Required work: Please give the listing again, word for word, with nothing left out.
━━━━━ Material shown
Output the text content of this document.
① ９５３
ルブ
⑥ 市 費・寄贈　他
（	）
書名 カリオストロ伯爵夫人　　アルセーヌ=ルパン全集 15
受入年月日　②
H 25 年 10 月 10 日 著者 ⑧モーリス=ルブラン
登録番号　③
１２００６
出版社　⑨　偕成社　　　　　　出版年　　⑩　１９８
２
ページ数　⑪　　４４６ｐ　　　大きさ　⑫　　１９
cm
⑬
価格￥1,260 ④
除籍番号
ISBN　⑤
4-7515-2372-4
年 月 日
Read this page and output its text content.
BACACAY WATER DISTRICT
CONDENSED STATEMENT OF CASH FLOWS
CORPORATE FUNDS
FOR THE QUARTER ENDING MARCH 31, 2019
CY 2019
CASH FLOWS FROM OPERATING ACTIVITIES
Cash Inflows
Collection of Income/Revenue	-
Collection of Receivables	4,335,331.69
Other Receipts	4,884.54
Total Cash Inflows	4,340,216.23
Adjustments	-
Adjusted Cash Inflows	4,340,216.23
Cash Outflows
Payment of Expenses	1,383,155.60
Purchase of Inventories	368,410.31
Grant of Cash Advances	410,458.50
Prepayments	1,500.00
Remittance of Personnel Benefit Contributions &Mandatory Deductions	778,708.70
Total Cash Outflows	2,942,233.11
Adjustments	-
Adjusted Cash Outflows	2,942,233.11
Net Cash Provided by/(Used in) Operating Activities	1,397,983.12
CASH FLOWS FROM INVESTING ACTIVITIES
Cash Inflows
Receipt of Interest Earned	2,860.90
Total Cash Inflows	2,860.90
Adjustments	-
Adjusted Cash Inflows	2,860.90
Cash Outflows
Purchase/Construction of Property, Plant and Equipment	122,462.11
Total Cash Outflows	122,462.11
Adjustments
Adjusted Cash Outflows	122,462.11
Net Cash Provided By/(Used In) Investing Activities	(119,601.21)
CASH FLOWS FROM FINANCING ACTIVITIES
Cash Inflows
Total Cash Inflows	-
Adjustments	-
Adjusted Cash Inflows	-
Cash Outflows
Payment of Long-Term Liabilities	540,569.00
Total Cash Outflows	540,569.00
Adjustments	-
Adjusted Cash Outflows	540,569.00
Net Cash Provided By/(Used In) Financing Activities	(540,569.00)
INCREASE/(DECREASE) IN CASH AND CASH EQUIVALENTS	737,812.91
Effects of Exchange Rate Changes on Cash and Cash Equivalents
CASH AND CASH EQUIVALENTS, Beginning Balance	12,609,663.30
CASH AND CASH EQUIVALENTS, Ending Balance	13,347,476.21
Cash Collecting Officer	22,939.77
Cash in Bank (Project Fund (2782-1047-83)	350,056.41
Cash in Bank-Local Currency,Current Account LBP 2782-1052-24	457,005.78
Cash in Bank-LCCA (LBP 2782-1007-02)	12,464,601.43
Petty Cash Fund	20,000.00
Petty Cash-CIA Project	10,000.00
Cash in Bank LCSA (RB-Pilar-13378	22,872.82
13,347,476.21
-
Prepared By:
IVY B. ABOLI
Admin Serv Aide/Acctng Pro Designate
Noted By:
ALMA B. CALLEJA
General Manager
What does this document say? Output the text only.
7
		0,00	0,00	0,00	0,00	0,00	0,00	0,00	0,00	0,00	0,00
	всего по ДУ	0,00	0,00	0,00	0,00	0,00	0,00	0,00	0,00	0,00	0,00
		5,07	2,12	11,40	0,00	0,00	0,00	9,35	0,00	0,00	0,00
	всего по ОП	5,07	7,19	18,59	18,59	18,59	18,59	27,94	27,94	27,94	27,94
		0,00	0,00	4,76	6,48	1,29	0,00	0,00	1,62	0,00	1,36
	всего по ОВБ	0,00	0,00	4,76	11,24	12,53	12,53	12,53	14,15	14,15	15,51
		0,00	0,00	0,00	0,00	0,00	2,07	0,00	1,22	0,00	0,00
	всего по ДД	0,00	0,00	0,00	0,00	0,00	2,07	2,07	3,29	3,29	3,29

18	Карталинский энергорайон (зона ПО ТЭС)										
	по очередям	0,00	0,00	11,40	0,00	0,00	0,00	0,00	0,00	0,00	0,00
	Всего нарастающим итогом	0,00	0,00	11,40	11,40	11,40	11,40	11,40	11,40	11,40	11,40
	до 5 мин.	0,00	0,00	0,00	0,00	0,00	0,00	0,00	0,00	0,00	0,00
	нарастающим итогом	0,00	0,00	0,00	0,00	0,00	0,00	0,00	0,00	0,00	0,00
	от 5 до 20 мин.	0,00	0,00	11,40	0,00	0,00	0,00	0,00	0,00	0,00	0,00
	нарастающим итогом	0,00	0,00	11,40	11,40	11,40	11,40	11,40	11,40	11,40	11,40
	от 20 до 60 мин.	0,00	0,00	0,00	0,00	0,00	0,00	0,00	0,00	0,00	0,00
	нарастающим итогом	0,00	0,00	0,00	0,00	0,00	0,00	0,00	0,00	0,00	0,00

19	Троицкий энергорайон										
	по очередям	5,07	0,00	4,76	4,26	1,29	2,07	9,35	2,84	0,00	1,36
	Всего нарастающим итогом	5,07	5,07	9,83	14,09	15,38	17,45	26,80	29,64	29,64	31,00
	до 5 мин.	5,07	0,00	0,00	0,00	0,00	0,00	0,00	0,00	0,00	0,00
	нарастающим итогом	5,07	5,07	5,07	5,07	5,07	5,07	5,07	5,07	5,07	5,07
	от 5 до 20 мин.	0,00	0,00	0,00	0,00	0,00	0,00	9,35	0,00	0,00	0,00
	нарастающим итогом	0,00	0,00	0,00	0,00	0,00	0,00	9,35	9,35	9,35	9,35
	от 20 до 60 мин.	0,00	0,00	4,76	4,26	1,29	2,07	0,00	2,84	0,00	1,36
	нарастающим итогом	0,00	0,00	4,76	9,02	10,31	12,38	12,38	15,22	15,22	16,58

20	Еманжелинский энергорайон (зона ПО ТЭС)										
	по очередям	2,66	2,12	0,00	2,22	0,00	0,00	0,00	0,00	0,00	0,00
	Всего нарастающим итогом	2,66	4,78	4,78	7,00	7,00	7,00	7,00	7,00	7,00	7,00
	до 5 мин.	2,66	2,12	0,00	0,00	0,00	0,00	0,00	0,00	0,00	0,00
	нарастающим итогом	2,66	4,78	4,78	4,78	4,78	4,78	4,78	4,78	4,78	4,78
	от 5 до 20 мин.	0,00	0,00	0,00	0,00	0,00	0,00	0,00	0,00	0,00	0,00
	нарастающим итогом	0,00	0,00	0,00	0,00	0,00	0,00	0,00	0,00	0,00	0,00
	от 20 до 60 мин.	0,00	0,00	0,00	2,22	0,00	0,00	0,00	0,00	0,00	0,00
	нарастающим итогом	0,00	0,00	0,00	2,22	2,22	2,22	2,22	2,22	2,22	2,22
━━━━━━━━━━
Full output:
Output the text content of this document.
① ９５３
ルブ
⑥ 市 費・寄贈　他
（	）
書名 カリオストロ伯爵夫人　　アルセーヌ=ルパン全集 15
受入年月日　②
H 25 年 10 月 10 日 著者 ⑧モーリス=ルブラン
登録番号　③
１２００６
出版社　⑨　偕成社　　　　　　出版年　　⑩　１９８
２
ページ数　⑪　　４４６ｐ　　　大きさ　⑫　　１９
cm
⑬
価格￥1,260 ④
除籍番号
ISBN　⑤
4-7515-2372-4
年 月 日
Read this page and output its text content.
BACACAY WATER DISTRICT
CONDENSED STATEMENT OF CASH FLOWS
CORPORATE FUNDS
FOR THE QUARTER ENDING MARCH 31, 2019
CY 2019
CASH FLOWS FROM OPERATING ACTIVITIES
Cash Inflows
Collection of Income/Revenue	-
Collection of Receivables	4,335,331.69
Other Receipts	4,884.54
Total Cash Inflows	4,340,216.23
Adjustments	-
Adjusted Cash Inflows	4,340,216.23
Cash Outflows
Payment of Expenses	1,383,155.60
Purchase of Inventories	368,410.31
Grant of Cash Advances	410,458.50
Prepayments	1,500.00
Remittance of Personnel Benefit Contributions &Mandatory Deductions	778,708.70
Total Cash Outflows	2,942,233.11
Adjustments	-
Adjusted Cash Outflows	2,942,233.11
Net Cash Provided by/(Used in) Operating Activities	1,397,983.12
CASH FLOWS FROM INVESTING ACTIVITIES
Cash Inflows
Receipt of Interest Earned	2,860.90
Total Cash Inflows	2,860.90
Adjustments	-
Adjusted Cash Inflows	2,860.90
Cash Outflows
Purchase/Construction of Property, Plant and Equipment	122,462.11
Total Cash Outflows	122,462.11
Adjustments
Adjusted Cash Outflows	122,462.11
Net Cash Provided By/(Used In) Investing Activities	(119,601.21)
CASH FLOWS FROM FINANCING ACTIVITIES
Cash Inflows
Total Cash Inflows	-
Adjustments	-
Adjusted Cash Inflows	-
Cash Outflows
Payment of Long-Term Liabilities	540,569.00
Total Cash Outflows	540,569.00
Adjustments	-
Adjusted Cash Outflows	540,569.00
Net Cash Provided By/(Used In) Financing Activities	(540,569.00)
INCREASE/(DECREASE) IN CASH AND CASH EQUIVALENTS	737,812.91
Effects of Exchange Rate Changes on Cash and Cash Equivalents
CASH AND CASH EQUIVALENTS, Beginning Balance	12,609,663.30
CASH AND CASH EQUIVALENTS, Ending Balance	13,347,476.21
Cash Collecting Officer	22,939.77
Cash in Bank (Project Fund (2782-1047-83)	350,056.41
Cash in Bank-Local Currency,Current Account LBP 2782-1052-24	457,005.78
Cash in Bank-LCCA (LBP 2782-1007-02)	12,464,601.43
Petty Cash Fund	20,000.00
Petty Cash-CIA Project	10,000.00
Cash in Bank LCSA (RB-Pilar-13378	22,872.82
13,347,476.21
-
Prepared By:
IVY B. ABOLI
Admin Serv Aide/Acctng Pro Designate
Noted By:
ALMA B. CALLEJA
General Manager
What does this document say? Output the text only.
7
		0,00	0,00	0,00	0,00	0,00	0,00	0,00	0,00	0,00	0,00
	всего по ДУ	0,00	0,00	0,00	0,00	0,00	0,00	0,00	0,00	0,00	0,00
		5,07	2,12	11,40	0,00	0,00	0,00	9,35	0,00	0,00	0,00
	всего по ОП	5,07	7,19	18,59	18,59	18,59	18,59	27,94	27,94	27,94	27,94
		0,00	0,00	4,76	6,48	1,29	0,00	0,00	1,62	0,00	1,36
	всего по ОВБ	0,00	0,00	4,76	11,24	12,53	12,53	12,53	14,15	14,15	15,51
		0,00	0,00	0,00	0,00	0,00	2,07	0,00	1,22	0,00	0,00
	всего по ДД	0,00	0,00	0,00	0,00	0,00	2,07	2,07	3,29	3,29	3,29

18	Карталинский энергорайон (зона ПО ТЭС)										
	по очередям	0,00	0,00	11,40	0,00	0,00	0,00	0,00	0,00	0,00	0,00
	Всего нарастающим итогом	0,00	0,00	11,40	11,40	11,40	11,40	11,40	11,40	11,40	11,40
	до 5 мин.	0,00	0,00	0,00	0,00	0,00	0,00	0,00	0,00	0,00	0,00
	нарастающим итогом	0,00	0,00	0,00	0,00	0,00	0,00	0,00	0,00	0,00	0,00
	от 5 до 20 мин.	0,00	0,00	11,40	0,00	0,00	0,00	0,00	0,00	0,00	0,00
	нарастающим итогом	0,00	0,00	11,40	11,40	11,40	11,40	11,40	11,40	11,40	11,40
	от 20 до 60 мин.	0,00	0,00	0,00	0,00	0,00	0,00	0,00	0,00	0,00	0,00
	нарастающим итогом	0,00	0,00	0,00	0,00	0,00	0,00	0,00	0,00	0,00	0,00

19	Троицкий энергорайон										
	по очередям	5,07	0,00	4,76	4,26	1,29	2,07	9,35	2,84	0,00	1,36
	Всего нарастающим итогом	5,07	5,07	9,83	14,09	15,38	17,45	26,80	29,64	29,64	31,00
	до 5 мин.	5,07	0,00	0,00	0,00	0,00	0,00	0,00	0,00	0,00	0,00
	нарастающим итогом	5,07	5,07	5,07	5,07	5,07	5,07	5,07	5,07	5,07	5,07
	от 5 до 20 мин.	0,00	0,00	0,00	0,00	0,00	0,00	9,35	0,00	0,00	0,00
	нарастающим итогом	0,00	0,00	0,00	0,00	0,00	0,00	9,35	9,35	9,35	9,35
	от 20 до 60 мин.	0,00	0,00	4,76	4,26	1,29	2,07	0,00	2,84	0,00	1,36
	нарастающим итогом	0,00	0,00	4,76	9,02	10,31	12,38	12,38	15,22	15,22	16,58

20	Еманжелинский энергорайон (зона ПО ТЭС)										
	по очередям	2,66	2,12	0,00	2,22	0,00	0,00	0,00	0,00	0,00	0,00
	Всего нарастающим итогом	2,66	4,78	4,78	7,00	7,00	7,00	7,00	7,00	7,00	7,00
	до 5 мин.	2,66	2,12	0,00	0,00	0,00	0,00	0,00	0,00	0,00	0,00
	нарастающим итогом	2,66	4,78	4,78	4,78	4,78	4,78	4,78	4,78	4,78	4,78
	от 5 до 20 мин.	0,00	0,00	0,00	0,00	0,00	0,00	0,00	0,00	0,00	0,00
	нарастающим итогом	0,00	0,00	0,00	0,00	0,00	0,00	0,00	0,00	0,00	0,00
	от 20 до 60 мин.	0,00	0,00	0,00	2,22	0,00	0,00	0,00	0,00	0,00	0,00
	нарастающим итогом	0,00	0,00	0,00	2,22	2,22	2,22	2,22	2,22	2,22	2,22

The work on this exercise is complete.